# START OF Provided data

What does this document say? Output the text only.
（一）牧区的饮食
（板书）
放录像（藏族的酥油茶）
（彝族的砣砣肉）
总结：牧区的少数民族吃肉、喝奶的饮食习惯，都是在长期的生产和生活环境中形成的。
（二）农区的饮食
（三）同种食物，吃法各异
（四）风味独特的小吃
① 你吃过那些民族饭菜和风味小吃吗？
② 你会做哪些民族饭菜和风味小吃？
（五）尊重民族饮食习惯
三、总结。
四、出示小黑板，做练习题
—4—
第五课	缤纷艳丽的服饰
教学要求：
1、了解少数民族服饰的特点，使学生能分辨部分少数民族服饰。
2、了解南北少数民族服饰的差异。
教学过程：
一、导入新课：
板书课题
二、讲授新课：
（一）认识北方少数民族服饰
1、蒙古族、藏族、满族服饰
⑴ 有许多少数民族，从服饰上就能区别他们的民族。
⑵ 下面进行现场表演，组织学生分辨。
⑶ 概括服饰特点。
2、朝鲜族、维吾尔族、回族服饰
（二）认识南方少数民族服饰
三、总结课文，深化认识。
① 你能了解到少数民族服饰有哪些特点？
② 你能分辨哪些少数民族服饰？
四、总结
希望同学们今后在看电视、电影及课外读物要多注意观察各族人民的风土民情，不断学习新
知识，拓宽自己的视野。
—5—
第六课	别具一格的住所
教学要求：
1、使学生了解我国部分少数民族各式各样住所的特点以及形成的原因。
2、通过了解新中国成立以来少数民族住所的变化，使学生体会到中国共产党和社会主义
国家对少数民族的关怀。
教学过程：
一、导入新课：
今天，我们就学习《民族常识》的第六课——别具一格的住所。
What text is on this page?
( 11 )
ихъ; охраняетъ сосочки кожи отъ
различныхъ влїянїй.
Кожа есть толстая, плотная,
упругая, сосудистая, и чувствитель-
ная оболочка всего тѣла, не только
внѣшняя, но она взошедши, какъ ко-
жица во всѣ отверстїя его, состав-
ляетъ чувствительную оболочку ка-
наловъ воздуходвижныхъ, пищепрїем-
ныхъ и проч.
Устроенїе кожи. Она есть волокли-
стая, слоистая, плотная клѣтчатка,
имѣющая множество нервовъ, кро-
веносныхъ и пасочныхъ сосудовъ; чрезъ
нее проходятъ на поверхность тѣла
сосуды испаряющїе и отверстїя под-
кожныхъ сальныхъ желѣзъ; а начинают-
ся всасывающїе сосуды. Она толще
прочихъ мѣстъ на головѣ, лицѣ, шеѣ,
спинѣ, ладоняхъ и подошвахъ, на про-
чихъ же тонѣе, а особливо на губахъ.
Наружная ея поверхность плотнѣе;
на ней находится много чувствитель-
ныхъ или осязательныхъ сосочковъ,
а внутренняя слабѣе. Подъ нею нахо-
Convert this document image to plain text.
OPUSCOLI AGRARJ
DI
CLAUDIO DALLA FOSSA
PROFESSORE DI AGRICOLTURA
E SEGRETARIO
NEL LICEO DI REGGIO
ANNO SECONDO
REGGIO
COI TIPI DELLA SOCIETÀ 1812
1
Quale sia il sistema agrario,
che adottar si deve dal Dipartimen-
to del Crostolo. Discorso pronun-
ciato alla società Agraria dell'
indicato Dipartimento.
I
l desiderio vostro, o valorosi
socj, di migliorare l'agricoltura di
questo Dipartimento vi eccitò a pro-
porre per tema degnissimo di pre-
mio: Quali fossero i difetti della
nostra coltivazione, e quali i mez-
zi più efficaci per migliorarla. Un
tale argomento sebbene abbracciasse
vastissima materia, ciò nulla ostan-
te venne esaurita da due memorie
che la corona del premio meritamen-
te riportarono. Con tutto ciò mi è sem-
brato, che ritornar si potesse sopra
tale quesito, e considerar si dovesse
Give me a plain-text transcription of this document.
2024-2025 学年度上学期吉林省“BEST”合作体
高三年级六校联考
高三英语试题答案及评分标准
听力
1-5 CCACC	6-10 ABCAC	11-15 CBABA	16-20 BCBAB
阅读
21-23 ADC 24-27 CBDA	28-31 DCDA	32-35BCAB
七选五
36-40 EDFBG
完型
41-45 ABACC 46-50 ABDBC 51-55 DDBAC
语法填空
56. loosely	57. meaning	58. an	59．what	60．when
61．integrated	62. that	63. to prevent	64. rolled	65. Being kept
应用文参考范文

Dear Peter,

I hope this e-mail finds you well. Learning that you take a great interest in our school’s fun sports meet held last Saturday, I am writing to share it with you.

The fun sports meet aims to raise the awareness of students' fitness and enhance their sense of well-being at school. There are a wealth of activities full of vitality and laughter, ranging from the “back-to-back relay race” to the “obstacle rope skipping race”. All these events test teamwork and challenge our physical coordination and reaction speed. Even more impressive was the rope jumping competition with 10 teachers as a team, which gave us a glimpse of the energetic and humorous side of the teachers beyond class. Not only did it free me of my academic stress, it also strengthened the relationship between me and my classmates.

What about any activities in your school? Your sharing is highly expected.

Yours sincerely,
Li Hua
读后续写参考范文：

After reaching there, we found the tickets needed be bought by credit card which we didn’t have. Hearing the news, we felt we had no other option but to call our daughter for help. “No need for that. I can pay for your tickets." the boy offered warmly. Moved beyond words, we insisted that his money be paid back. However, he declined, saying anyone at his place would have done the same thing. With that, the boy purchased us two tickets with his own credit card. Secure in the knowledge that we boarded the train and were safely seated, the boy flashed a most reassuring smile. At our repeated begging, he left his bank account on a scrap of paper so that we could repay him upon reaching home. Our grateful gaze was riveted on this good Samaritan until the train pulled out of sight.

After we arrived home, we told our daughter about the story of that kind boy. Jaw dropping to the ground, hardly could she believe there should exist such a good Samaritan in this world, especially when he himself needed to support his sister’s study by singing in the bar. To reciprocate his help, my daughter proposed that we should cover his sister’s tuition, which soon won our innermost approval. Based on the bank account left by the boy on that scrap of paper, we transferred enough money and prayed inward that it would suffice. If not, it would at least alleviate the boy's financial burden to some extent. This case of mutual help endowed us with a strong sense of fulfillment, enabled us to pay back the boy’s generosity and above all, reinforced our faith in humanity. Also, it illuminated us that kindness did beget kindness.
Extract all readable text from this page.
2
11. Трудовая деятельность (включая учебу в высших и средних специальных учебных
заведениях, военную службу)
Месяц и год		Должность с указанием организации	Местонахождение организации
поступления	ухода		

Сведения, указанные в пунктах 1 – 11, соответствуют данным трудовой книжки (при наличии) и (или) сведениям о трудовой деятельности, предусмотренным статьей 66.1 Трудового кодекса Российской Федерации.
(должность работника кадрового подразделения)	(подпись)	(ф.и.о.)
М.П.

# END OF Provided data

Given problem: Exactly and only the lines from the line containing "Extract all readable text from this page." through the last line of the entries should be copied, both ends included.

Exercise result:
Extract all readable text from this page.
2
11. Трудовая деятельность (включая учебу в высших и средних специальных учебных
заведениях, военную службу)
Месяц и год		Должность с указанием организации	Местонахождение организации
поступления	ухода		

Сведения, указанные в пунктах 1 – 11, соответствуют данным трудовой книжки (при наличии) и (или) сведениям о трудовой деятельности, предусмотренным статьей 66.1 Трудового кодекса Российской Федерации.
(должность работника кадрового подразделения)	(подпись)	(ф.и.о.)
М.П.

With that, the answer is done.